┌──
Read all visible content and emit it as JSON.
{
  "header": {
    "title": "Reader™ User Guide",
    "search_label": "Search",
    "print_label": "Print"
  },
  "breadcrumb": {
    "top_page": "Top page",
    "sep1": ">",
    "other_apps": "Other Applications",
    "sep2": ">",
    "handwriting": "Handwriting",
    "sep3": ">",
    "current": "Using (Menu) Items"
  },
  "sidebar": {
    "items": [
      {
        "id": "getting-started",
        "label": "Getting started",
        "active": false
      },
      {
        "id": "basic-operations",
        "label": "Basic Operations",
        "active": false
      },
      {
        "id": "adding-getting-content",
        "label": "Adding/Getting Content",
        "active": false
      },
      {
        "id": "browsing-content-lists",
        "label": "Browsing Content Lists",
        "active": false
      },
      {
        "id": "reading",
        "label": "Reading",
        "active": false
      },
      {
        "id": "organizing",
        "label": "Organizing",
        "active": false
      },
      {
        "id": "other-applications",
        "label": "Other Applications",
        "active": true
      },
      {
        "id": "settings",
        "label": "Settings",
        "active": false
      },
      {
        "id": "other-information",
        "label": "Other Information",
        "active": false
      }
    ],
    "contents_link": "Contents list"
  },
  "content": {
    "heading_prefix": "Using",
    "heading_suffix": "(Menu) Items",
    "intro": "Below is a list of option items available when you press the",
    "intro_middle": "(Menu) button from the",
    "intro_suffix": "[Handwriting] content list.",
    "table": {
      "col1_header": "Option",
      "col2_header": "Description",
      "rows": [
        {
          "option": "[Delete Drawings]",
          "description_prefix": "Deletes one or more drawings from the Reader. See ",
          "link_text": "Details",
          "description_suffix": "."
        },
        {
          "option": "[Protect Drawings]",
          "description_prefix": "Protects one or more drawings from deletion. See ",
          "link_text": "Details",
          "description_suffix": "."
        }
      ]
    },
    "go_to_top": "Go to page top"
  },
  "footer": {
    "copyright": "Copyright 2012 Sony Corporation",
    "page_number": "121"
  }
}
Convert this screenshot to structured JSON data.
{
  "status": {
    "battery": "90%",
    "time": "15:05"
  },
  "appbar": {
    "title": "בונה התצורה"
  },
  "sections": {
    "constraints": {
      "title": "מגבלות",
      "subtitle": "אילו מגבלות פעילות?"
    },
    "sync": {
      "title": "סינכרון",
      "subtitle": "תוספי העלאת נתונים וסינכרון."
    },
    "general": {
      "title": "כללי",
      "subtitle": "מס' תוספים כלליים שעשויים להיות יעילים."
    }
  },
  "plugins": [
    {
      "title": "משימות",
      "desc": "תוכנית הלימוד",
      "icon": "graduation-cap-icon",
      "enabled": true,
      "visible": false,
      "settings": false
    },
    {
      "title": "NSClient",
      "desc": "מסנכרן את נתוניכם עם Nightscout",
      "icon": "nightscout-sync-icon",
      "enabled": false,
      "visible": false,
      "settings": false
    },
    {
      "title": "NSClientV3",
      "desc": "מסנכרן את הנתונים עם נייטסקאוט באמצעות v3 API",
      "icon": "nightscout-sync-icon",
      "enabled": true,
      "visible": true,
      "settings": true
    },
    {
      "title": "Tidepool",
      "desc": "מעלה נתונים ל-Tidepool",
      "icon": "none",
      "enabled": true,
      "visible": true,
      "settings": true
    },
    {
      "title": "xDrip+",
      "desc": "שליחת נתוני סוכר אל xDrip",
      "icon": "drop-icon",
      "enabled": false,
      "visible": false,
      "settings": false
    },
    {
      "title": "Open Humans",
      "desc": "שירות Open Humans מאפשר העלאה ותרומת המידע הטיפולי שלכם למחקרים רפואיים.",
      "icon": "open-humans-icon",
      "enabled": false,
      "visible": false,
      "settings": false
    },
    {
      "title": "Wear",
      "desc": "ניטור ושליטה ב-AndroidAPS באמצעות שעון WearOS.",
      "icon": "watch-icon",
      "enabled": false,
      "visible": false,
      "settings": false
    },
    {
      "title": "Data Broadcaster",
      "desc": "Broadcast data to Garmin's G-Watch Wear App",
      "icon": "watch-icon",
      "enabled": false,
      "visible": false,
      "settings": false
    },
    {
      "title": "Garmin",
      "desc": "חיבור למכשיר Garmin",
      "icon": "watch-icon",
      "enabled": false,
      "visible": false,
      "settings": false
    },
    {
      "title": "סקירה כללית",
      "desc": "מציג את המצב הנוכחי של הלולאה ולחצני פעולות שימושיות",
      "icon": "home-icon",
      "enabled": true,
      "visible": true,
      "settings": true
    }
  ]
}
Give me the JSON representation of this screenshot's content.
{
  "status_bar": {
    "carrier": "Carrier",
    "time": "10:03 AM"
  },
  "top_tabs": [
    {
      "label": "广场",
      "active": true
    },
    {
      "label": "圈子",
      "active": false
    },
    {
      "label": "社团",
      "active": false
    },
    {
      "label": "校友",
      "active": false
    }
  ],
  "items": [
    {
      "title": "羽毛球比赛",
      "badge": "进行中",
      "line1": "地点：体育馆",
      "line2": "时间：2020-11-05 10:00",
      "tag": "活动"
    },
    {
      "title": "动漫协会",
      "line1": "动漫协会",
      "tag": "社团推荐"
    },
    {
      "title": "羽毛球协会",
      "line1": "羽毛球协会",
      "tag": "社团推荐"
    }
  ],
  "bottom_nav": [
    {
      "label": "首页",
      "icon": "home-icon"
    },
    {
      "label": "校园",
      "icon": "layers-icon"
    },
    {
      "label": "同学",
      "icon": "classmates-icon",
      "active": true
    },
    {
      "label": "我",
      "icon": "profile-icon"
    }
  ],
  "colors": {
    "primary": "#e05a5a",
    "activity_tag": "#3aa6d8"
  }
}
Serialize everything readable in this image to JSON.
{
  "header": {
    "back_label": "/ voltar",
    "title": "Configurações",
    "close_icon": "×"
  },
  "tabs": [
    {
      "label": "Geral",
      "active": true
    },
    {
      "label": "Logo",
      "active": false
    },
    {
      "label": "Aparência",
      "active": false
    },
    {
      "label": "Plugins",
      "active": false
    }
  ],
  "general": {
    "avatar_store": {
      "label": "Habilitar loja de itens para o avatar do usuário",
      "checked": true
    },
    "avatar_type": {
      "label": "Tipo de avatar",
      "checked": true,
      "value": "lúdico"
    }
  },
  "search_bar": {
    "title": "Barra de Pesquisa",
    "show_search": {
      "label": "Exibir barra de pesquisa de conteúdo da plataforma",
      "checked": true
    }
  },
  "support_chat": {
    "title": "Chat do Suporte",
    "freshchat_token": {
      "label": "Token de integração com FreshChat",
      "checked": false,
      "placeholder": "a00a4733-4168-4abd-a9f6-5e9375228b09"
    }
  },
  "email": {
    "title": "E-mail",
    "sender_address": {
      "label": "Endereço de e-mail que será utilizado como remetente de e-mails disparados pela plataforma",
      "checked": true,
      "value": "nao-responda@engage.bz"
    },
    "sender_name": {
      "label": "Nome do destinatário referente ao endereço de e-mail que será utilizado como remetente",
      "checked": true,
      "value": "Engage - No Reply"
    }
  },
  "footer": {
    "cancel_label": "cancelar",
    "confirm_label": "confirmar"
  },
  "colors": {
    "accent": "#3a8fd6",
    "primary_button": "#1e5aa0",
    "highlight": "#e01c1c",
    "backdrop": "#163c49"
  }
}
└──
Given exercise = Show every line that contains the word "more".

Task result =
          "description_prefix": "Deletes one or more drawings from the Reader. See ",
          "description_prefix": "Protects one or more drawings from deletion. See ",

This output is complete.